(Data entries)
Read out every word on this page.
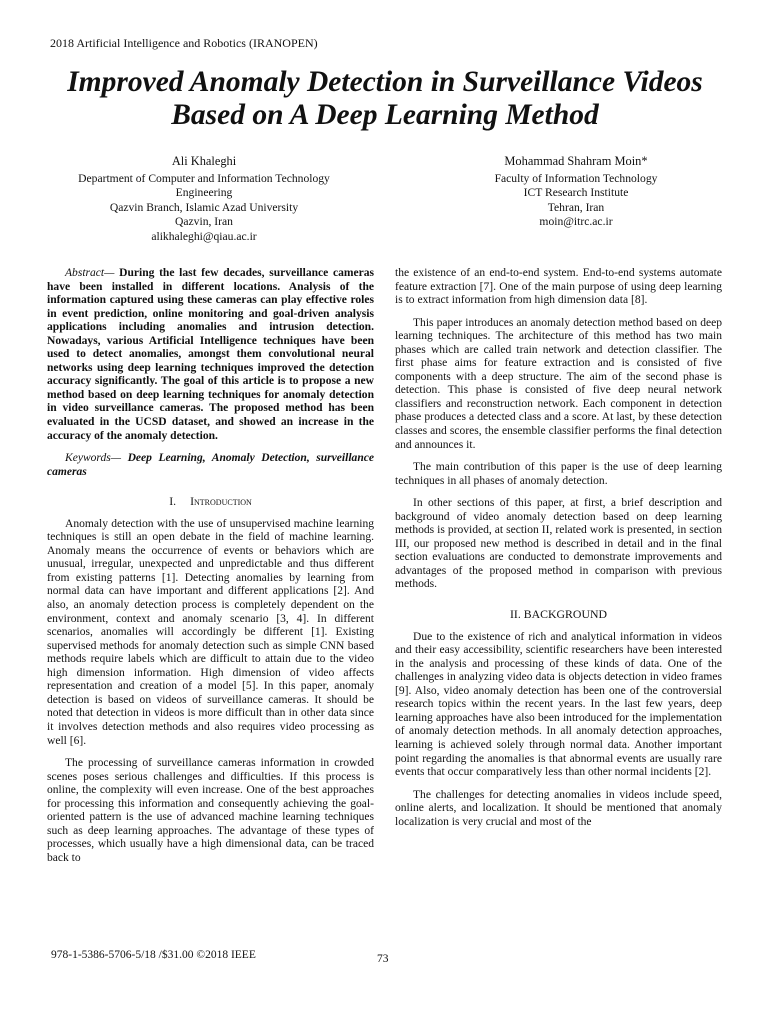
2018 Artificial Intelligence and Robotics (IRANOPEN)
Improved Anomaly Detection in Surveillance Videos
Based on A Deep Learning Method
Ali Khaleghi
Department of Computer and Information Technology
Engineering
Qazvin Branch, Islamic Azad University
Qazvin, Iran
alikhaleghi@qiau.ac.ir
Mohammad Shahram Moin*
Faculty of Information Technology
ICT Research Institute
Tehran, Iran
moin@itrc.ac.ir

Abstract— During the last few decades, surveillance cameras have been installed in different locations. Analysis of the information captured using these cameras can play effective roles in event prediction, online monitoring and goal-driven analysis applications including anomalies and intrusion detection. Nowadays, various Artificial Intelligence techniques have been used to detect anomalies, amongst them convolutional neural networks using deep learning techniques improved the detection accuracy significantly. The goal of this article is to propose a new method based on deep learning techniques for anomaly detection in video surveillance cameras. The proposed method has been evaluated in the UCSD dataset, and showed an increase in the accuracy of the anomaly detection.

Keywords— Deep Learning, Anomaly Detection, surveillance cameras

I. Introduction

Anomaly detection with the use of unsupervised machine learning techniques is still an open debate in the field of machine learning. Anomaly means the occurrence of events or behaviors which are unusual, irregular, unexpected and unpredictable and thus different from existing patterns [1]. Detecting anomalies by learning from normal data can have important and different applications [2]. And also, an anomaly detection process is completely dependent on the environment, context and anomaly scenario [3, 4]. In different scenarios, anomalies will accordingly be different [1]. Existing supervised methods for anomaly detection such as simple CNN based methods require labels which are difficult to attain due to the video high dimension information. High dimension of video affects representation and creation of a model [5]. In this paper, anomaly detection is based on videos of surveillance cameras. It should be noted that detection in videos is more difficult than in other data since it involves detection methods and also requires video processing as well [6].

The processing of surveillance cameras information in crowded scenes poses serious challenges and difficulties. If this process is online, the complexity will even increase. One of the best approaches for processing this information and consequently achieving the goal-oriented pattern is the use of advanced machine learning techniques such as deep learning approaches. The advantage of these types of processes, which usually have a high dimensional data, can be traced back to

the existence of an end-to-end system. End-to-end systems automate feature extraction [7]. One of the main purpose of using deep learning is to extract information from high dimension data [8].

This paper introduces an anomaly detection method based on deep learning techniques. The architecture of this method has two main phases which are called train network and detection classifier. The first phase aims for feature extraction and is consisted of five components with a deep structure. The aim of the second phase is detection. This phase is consisted of five deep neural network classifiers and reconstruction network. Each component in detection phase produces a detected class and a score. At last, by these detection classes and scores, the ensemble classifier performs the final detection and announces it.

The main contribution of this paper is the use of deep learning techniques in all phases of anomaly detection.

In other sections of this paper, at first, a brief description and background of video anomaly detection based on deep learning methods is provided, at section II, related work is presented, in section III, our proposed new method is described in detail and in the final section evaluations are conducted to demonstrate improvements and advantages of the proposed method in comparison with previous methods.

II. BACKGROUND

Due to the existence of rich and analytical information in videos and their easy accessibility, scientific researchers have been interested in the analysis and processing of these kinds of data. One of the challenges in analyzing video data is objects detection in video frames [9]. Also, video anomaly detection has been one of the controversial research topics within the recent years. In the last few years, deep learning approaches have also been introduced for the implementation of anomaly detection methods. In all anomaly detection approaches, learning is achieved solely through normal data. Another important point regarding the anomalies is that abnormal events are usually rare events that occur comparatively less than other normal incidents [2].

The challenges for detecting anomalies in videos include speed, online alerts, and localization. It should be mentioned that anomaly localization is very crucial and most of the

978-1-5386-5706-5/18 /$31.00 ©2018 IEEE	73
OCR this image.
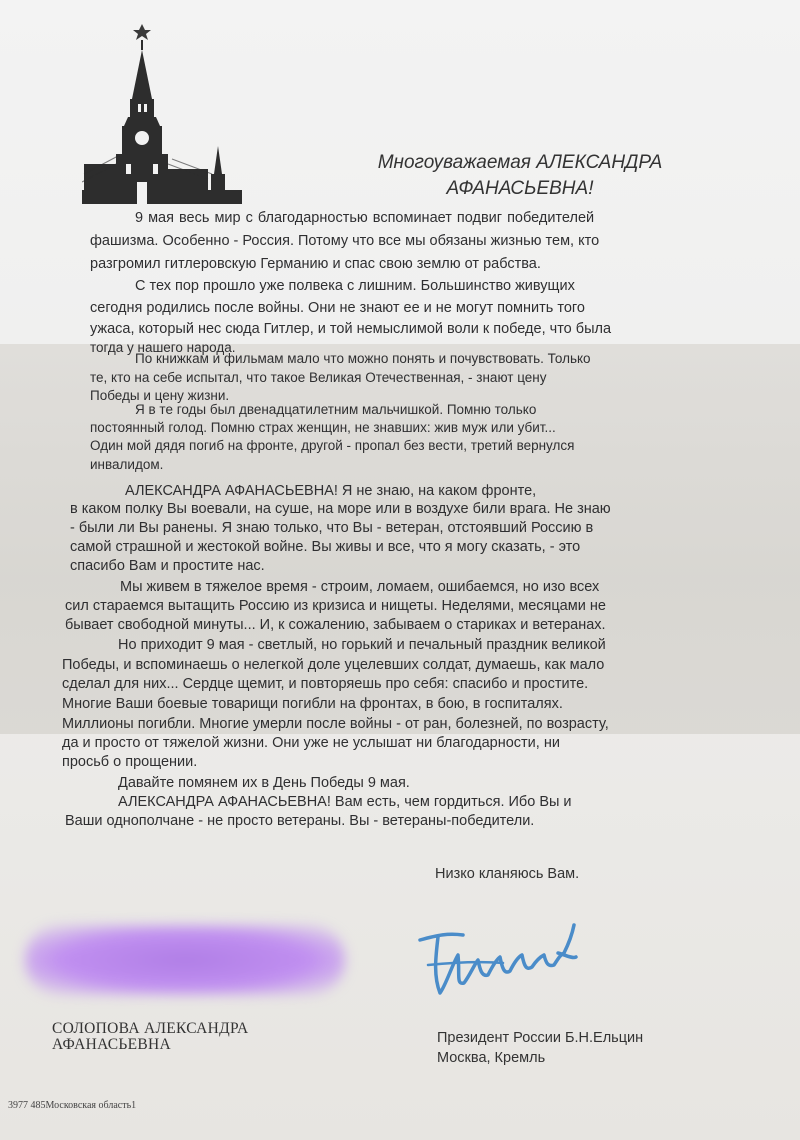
Многоуважаемая АЛЕКСАНДРА
АФАНАСЬЕВНА!

9 мая весь мир с благодарностью вспоминает подвиг победителей

фашизма. Особенно - Россия. Потому что все мы обязаны жизнью тем, кто

разгромил гитлеровскую Германию и спас свою землю от рабства.

С тех пор прошло уже полвека с лишним. Большинство живущих

сегодня родились после войны. Они не знают ее и не могут помнить того

ужаса, который нес сюда Гитлер, и той немыслимой воли к победе, что была

тогда у нашего народа.

По книжкам и фильмам мало что можно понять и почувствовать. Только

те, кто на себе испытал, что такое Великая Отечественная, - знают цену

Победы и цену жизни.

Я в те годы был двенадцатилетним мальчишкой. Помню только

постоянный голод. Помню страх женщин, не знавших: жив муж или убит...

Один мой дядя погиб на фронте, другой - пропал без вести, третий вернулся

инвалидом.

АЛЕКСАНДРА АФАНАСЬЕВНА! Я не знаю, на каком фронте,

в каком полку Вы воевали, на суше, на море или в воздухе били врага. Не знаю

- были ли Вы ранены. Я знаю только, что Вы - ветеран, отстоявший Россию в

самой страшной и жестокой войне. Вы живы и все, что я могу сказать, - это

спасибо Вам и простите нас.

Мы живем в тяжелое время - строим, ломаем, ошибаемся, но изо всех

сил стараемся вытащить Россию из кризиса и нищеты. Неделями, месяцами не

бывает свободной минуты... И, к сожалению, забываем о стариках и ветеранах.

Но приходит 9 мая - светлый, но горький и печальный праздник великой

Победы, и вспоминаешь о нелегкой доле уцелевших солдат, думаешь, как мало

сделал для них... Сердце щемит, и повторяешь про себя: спасибо и простите.

Многие Ваши боевые товарищи погибли на фронтах, в бою, в госпиталях.

Миллионы погибли. Многие умерли после войны - от ран, болезней, по возрасту,

да и просто от тяжелой жизни. Они уже не услышат ни благодарности, ни

просьб о прощении.

Давайте помянем их в День Победы 9 мая.

АЛЕКСАНДРА АФАНАСЬЕВНА! Вам есть, чем гордиться. Ибо Вы и

Ваши однополчане - не просто ветераны. Вы - ветераны-победители.

Низко кланяюсь Вам.
СОЛОПОВА АЛЕКСАНДРА
АФАНАСЬЕВНА	Президент России Б.Н.Ельцин
Москва, Кремль
3977 485Московская область1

- [What is needed]: Leave out the pictures and copy every record above exactly.

- [Worked answer]:
Read out every word on this page.
2018 Artificial Intelligence and Robotics (IRANOPEN)
Improved Anomaly Detection in Surveillance Videos
Based on A Deep Learning Method
Ali Khaleghi
Department of Computer and Information Technology
Engineering
Qazvin Branch, Islamic Azad University
Qazvin, Iran
alikhaleghi@qiau.ac.ir
Mohammad Shahram Moin*
Faculty of Information Technology
ICT Research Institute
Tehran, Iran
moin@itrc.ac.ir

Abstract— During the last few decades, surveillance cameras have been installed in different locations. Analysis of the information captured using these cameras can play effective roles in event prediction, online monitoring and goal-driven analysis applications including anomalies and intrusion detection. Nowadays, various Artificial Intelligence techniques have been used to detect anomalies, amongst them convolutional neural networks using deep learning techniques improved the detection accuracy significantly. The goal of this article is to propose a new method based on deep learning techniques for anomaly detection in video surveillance cameras. The proposed method has been evaluated in the UCSD dataset, and showed an increase in the accuracy of the anomaly detection.

Keywords— Deep Learning, Anomaly Detection, surveillance cameras

I. Introduction

Anomaly detection with the use of unsupervised machine learning techniques is still an open debate in the field of machine learning. Anomaly means the occurrence of events or behaviors which are unusual, irregular, unexpected and unpredictable and thus different from existing patterns [1]. Detecting anomalies by learning from normal data can have important and different applications [2]. And also, an anomaly detection process is completely dependent on the environment, context and anomaly scenario [3, 4]. In different scenarios, anomalies will accordingly be different [1]. Existing supervised methods for anomaly detection such as simple CNN based methods require labels which are difficult to attain due to the video high dimension information. High dimension of video affects representation and creation of a model [5]. In this paper, anomaly detection is based on videos of surveillance cameras. It should be noted that detection in videos is more difficult than in other data since it involves detection methods and also requires video processing as well [6].

The processing of surveillance cameras information in crowded scenes poses serious challenges and difficulties. If this process is online, the complexity will even increase. One of the best approaches for processing this information and consequently achieving the goal-oriented pattern is the use of advanced machine learning techniques such as deep learning approaches. The advantage of these types of processes, which usually have a high dimensional data, can be traced back to

the existence of an end-to-end system. End-to-end systems automate feature extraction [7]. One of the main purpose of using deep learning is to extract information from high dimension data [8].

This paper introduces an anomaly detection method based on deep learning techniques. The architecture of this method has two main phases which are called train network and detection classifier. The first phase aims for feature extraction and is consisted of five components with a deep structure. The aim of the second phase is detection. This phase is consisted of five deep neural network classifiers and reconstruction network. Each component in detection phase produces a detected class and a score. At last, by these detection classes and scores, the ensemble classifier performs the final detection and announces it.

The main contribution of this paper is the use of deep learning techniques in all phases of anomaly detection.

In other sections of this paper, at first, a brief description and background of video anomaly detection based on deep learning methods is provided, at section II, related work is presented, in section III, our proposed new method is described in detail and in the final section evaluations are conducted to demonstrate improvements and advantages of the proposed method in comparison with previous methods.

II. BACKGROUND

Due to the existence of rich and analytical information in videos and their easy accessibility, scientific researchers have been interested in the analysis and processing of these kinds of data. One of the challenges in analyzing video data is objects detection in video frames [9]. Also, video anomaly detection has been one of the controversial research topics within the recent years. In the last few years, deep learning approaches have also been introduced for the implementation of anomaly detection methods. In all anomaly detection approaches, learning is achieved solely through normal data. Another important point regarding the anomalies is that abnormal events are usually rare events that occur comparatively less than other normal incidents [2].

The challenges for detecting anomalies in videos include speed, online alerts, and localization. It should be mentioned that anomaly localization is very crucial and most of the

978-1-5386-5706-5/18 /$31.00 ©2018 IEEE	73
OCR this image.
Многоуважаемая АЛЕКСАНДРА
АФАНАСЬЕВНА!

9 мая весь мир с благодарностью вспоминает подвиг победителей

фашизма. Особенно - Россия. Потому что все мы обязаны жизнью тем, кто

разгромил гитлеровскую Германию и спас свою землю от рабства.

С тех пор прошло уже полвека с лишним. Большинство живущих

сегодня родились после войны. Они не знают ее и не могут помнить того

ужаса, который нес сюда Гитлер, и той немыслимой воли к победе, что была

тогда у нашего народа.

По книжкам и фильмам мало что можно понять и почувствовать. Только

те, кто на себе испытал, что такое Великая Отечественная, - знают цену

Победы и цену жизни.

Я в те годы был двенадцатилетним мальчишкой. Помню только

постоянный голод. Помню страх женщин, не знавших: жив муж или убит...

Один мой дядя погиб на фронте, другой - пропал без вести, третий вернулся

инвалидом.

АЛЕКСАНДРА АФАНАСЬЕВНА! Я не знаю, на каком фронте,

в каком полку Вы воевали, на суше, на море или в воздухе били врага. Не знаю

- были ли Вы ранены. Я знаю только, что Вы - ветеран, отстоявший Россию в

самой страшной и жестокой войне. Вы живы и все, что я могу сказать, - это

спасибо Вам и простите нас.

Мы живем в тяжелое время - строим, ломаем, ошибаемся, но изо всех

сил стараемся вытащить Россию из кризиса и нищеты. Неделями, месяцами не

бывает свободной минуты... И, к сожалению, забываем о стариках и ветеранах.

Но приходит 9 мая - светлый, но горький и печальный праздник великой

Победы, и вспоминаешь о нелегкой доле уцелевших солдат, думаешь, как мало

сделал для них... Сердце щемит, и повторяешь про себя: спасибо и простите.

Многие Ваши боевые товарищи погибли на фронтах, в бою, в госпиталях.

Миллионы погибли. Многие умерли после войны - от ран, болезней, по возрасту,

да и просто от тяжелой жизни. Они уже не услышат ни благодарности, ни

просьб о прощении.

Давайте помянем их в День Победы 9 мая.

АЛЕКСАНДРА АФАНАСЬЕВНА! Вам есть, чем гордиться. Ибо Вы и

Ваши однополчане - не просто ветераны. Вы - ветераны-победители.

Низко кланяюсь Вам.
СОЛОПОВА АЛЕКСАНДРА
АФАНАСЬЕВНА	Президент России Б.Н.Ельцин
Москва, Кремль
3977 485Московская область1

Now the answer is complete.